> **Requirements**
Each line of the material below that holds the word "территории" needs to be copied.

Entries from a dataset:

________

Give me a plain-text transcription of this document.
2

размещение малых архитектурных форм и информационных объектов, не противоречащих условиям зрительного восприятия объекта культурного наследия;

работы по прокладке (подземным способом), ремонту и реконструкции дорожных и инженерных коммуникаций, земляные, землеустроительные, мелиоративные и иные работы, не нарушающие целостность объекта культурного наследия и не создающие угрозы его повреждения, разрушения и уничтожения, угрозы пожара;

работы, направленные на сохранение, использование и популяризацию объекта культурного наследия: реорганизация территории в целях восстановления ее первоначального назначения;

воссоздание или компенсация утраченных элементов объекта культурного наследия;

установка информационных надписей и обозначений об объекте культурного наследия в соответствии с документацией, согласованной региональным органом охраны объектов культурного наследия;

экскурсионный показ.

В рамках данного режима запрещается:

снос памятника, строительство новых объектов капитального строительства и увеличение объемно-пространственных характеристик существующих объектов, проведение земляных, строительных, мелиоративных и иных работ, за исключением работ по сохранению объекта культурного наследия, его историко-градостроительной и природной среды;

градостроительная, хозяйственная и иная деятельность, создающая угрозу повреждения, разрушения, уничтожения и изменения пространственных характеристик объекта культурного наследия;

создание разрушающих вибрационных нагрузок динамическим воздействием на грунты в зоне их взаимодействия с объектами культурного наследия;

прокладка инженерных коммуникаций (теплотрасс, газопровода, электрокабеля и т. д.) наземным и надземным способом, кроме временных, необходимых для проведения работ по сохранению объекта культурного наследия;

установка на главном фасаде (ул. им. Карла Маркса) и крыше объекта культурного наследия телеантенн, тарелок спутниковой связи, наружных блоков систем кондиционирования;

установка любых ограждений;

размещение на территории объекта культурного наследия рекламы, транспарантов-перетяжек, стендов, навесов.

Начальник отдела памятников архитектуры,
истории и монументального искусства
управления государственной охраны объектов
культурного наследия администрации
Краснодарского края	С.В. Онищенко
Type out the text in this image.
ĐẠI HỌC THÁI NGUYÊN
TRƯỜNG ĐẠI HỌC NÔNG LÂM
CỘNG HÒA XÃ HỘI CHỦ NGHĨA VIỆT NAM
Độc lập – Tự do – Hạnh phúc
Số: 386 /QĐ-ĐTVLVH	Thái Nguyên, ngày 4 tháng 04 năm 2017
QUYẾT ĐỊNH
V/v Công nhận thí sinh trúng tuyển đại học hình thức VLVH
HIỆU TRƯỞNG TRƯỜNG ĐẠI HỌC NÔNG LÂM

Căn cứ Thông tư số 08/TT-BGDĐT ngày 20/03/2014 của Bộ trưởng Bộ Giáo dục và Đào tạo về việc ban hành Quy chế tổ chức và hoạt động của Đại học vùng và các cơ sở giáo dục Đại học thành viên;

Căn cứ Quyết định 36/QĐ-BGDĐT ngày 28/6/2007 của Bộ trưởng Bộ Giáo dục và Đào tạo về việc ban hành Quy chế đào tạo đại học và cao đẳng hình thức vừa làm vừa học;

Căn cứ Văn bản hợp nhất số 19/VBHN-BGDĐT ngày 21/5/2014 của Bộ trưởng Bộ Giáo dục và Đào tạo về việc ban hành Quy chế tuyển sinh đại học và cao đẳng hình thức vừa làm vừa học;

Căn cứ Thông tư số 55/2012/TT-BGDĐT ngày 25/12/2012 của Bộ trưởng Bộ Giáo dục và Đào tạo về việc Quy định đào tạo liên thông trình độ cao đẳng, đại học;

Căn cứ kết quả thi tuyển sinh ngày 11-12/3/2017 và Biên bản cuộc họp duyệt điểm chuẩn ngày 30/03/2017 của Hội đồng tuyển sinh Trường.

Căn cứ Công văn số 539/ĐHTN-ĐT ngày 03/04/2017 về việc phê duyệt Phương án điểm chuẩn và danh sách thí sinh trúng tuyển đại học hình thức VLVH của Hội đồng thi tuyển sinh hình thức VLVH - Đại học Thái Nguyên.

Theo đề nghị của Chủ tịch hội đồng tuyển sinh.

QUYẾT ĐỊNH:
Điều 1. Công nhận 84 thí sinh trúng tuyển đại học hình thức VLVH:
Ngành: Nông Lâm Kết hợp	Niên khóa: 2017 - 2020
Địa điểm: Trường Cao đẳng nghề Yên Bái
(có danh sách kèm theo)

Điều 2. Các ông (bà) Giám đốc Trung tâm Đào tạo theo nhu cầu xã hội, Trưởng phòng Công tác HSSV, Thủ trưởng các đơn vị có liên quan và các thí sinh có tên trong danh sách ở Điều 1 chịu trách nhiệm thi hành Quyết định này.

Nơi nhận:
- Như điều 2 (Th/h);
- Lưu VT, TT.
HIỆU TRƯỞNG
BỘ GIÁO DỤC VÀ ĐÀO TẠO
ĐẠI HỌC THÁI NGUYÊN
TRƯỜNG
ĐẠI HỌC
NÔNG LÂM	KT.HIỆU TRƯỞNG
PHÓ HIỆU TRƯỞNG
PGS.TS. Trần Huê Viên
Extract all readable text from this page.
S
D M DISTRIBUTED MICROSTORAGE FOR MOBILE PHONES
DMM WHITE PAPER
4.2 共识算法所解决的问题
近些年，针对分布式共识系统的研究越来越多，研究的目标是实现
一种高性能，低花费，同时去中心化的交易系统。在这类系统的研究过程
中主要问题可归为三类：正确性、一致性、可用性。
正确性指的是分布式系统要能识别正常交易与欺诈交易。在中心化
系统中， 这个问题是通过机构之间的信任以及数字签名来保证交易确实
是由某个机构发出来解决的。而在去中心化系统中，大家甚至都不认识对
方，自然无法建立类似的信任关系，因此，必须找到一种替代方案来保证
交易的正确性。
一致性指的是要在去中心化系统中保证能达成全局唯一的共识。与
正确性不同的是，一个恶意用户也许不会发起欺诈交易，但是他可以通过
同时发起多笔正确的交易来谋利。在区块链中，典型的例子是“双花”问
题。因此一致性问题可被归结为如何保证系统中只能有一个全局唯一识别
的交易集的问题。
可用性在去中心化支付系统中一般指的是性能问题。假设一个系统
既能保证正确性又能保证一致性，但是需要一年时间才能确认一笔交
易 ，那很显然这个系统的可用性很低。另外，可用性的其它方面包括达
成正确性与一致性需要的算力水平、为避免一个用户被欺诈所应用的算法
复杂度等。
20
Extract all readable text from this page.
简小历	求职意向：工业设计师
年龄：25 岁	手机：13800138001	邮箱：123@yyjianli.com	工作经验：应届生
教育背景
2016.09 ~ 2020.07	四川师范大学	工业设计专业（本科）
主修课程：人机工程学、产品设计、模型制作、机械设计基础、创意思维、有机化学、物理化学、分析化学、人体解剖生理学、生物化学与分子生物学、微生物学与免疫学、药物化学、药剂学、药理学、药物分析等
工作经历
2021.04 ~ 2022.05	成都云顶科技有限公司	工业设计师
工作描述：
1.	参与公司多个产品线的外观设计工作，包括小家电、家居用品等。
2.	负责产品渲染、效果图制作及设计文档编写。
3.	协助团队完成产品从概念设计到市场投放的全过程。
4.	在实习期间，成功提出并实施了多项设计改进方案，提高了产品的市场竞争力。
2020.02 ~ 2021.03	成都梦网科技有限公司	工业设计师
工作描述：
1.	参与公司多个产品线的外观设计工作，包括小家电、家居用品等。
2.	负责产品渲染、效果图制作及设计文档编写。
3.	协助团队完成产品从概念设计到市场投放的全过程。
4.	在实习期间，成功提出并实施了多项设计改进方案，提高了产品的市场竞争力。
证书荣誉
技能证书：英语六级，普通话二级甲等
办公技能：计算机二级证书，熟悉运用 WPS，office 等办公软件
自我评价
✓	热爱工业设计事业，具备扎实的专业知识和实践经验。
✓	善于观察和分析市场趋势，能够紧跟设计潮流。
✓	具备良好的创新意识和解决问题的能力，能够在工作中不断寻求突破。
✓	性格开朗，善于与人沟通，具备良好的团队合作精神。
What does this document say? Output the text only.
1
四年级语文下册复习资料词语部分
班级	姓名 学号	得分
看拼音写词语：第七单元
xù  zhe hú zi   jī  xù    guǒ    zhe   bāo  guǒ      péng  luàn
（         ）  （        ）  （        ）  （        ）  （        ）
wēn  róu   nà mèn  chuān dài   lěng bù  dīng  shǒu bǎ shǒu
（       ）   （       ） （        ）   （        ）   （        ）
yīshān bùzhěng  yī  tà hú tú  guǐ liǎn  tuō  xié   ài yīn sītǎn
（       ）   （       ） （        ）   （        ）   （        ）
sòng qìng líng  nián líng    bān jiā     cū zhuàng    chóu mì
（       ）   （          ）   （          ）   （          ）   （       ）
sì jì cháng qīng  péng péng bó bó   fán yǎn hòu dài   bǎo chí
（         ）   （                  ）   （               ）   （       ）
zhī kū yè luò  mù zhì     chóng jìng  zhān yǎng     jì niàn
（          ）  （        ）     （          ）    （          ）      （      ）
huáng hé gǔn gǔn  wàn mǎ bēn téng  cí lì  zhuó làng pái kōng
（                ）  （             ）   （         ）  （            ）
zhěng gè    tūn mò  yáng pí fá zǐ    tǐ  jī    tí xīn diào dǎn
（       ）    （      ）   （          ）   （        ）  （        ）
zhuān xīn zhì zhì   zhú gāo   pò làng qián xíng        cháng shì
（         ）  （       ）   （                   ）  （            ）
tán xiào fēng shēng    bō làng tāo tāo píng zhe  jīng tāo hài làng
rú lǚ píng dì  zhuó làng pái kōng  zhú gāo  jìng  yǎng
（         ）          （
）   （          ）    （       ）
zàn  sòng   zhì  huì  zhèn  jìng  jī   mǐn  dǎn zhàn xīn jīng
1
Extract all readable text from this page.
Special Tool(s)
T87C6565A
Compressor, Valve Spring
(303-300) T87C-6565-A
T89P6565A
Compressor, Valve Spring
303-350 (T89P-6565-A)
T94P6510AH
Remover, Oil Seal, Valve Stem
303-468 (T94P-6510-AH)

________

> **Reply to the task**
работы, направленные на сохранение, использование и популяризацию объекта культурного наследия: реорганизация территории в целях восстановления ее первоначального назначения;
размещение на территории объекта культурного наследия рекламы, транспарантов-перетяжек, стендов, навесов.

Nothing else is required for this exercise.